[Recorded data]
--------------------------------
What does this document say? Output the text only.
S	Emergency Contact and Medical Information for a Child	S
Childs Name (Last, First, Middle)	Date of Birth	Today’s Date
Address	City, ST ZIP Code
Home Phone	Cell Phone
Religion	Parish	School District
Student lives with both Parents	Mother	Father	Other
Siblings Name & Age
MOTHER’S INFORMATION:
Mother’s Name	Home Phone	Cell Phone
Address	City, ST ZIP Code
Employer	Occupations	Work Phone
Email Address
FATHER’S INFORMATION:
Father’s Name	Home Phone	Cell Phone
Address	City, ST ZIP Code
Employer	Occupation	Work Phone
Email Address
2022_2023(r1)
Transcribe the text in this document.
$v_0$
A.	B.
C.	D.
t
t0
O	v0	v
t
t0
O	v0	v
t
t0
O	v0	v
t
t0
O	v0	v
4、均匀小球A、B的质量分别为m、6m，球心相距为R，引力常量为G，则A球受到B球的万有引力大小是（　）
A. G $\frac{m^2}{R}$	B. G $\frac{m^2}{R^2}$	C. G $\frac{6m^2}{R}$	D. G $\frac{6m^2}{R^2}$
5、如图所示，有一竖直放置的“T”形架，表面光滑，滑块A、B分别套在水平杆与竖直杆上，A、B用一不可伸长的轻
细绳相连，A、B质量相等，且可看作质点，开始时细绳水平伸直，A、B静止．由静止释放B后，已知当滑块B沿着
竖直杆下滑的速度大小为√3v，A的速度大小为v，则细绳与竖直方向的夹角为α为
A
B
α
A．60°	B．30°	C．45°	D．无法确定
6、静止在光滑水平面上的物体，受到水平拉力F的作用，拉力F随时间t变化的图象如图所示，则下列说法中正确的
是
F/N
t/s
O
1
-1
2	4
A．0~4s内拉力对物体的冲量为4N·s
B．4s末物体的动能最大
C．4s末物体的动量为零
--------------------------------
### Problem description
Output the lines above verbatim and in full.

### Reply
What does this document say? Output the text only.
S	Emergency Contact and Medical Information for a Child	S
Childs Name (Last, First, Middle)	Date of Birth	Today’s Date
Address	City, ST ZIP Code
Home Phone	Cell Phone
Religion	Parish	School District
Student lives with both Parents	Mother	Father	Other
Siblings Name & Age
MOTHER’S INFORMATION:
Mother’s Name	Home Phone	Cell Phone
Address	City, ST ZIP Code
Employer	Occupations	Work Phone
Email Address
FATHER’S INFORMATION:
Father’s Name	Home Phone	Cell Phone
Address	City, ST ZIP Code
Employer	Occupation	Work Phone
Email Address
2022_2023(r1)
Transcribe the text in this document.
$v_0$
A.	B.
C.	D.
t
t0
O	v0	v
t
t0
O	v0	v
t
t0
O	v0	v
t
t0
O	v0	v
4、均匀小球A、B的质量分别为m、6m，球心相距为R，引力常量为G，则A球受到B球的万有引力大小是（　）
A. G $\frac{m^2}{R}$	B. G $\frac{m^2}{R^2}$	C. G $\frac{6m^2}{R}$	D. G $\frac{6m^2}{R^2}$
5、如图所示，有一竖直放置的“T”形架，表面光滑，滑块A、B分别套在水平杆与竖直杆上，A、B用一不可伸长的轻
细绳相连，A、B质量相等，且可看作质点，开始时细绳水平伸直，A、B静止．由静止释放B后，已知当滑块B沿着
竖直杆下滑的速度大小为√3v，A的速度大小为v，则细绳与竖直方向的夹角为α为
A
B
α
A．60°	B．30°	C．45°	D．无法确定
6、静止在光滑水平面上的物体，受到水平拉力F的作用，拉力F随时间t变化的图象如图所示，则下列说法中正确的
是
F/N
t/s
O
1
-1
2	4
A．0~4s内拉力对物体的冲量为4N·s
B．4s末物体的动能最大
C．4s末物体的动量为零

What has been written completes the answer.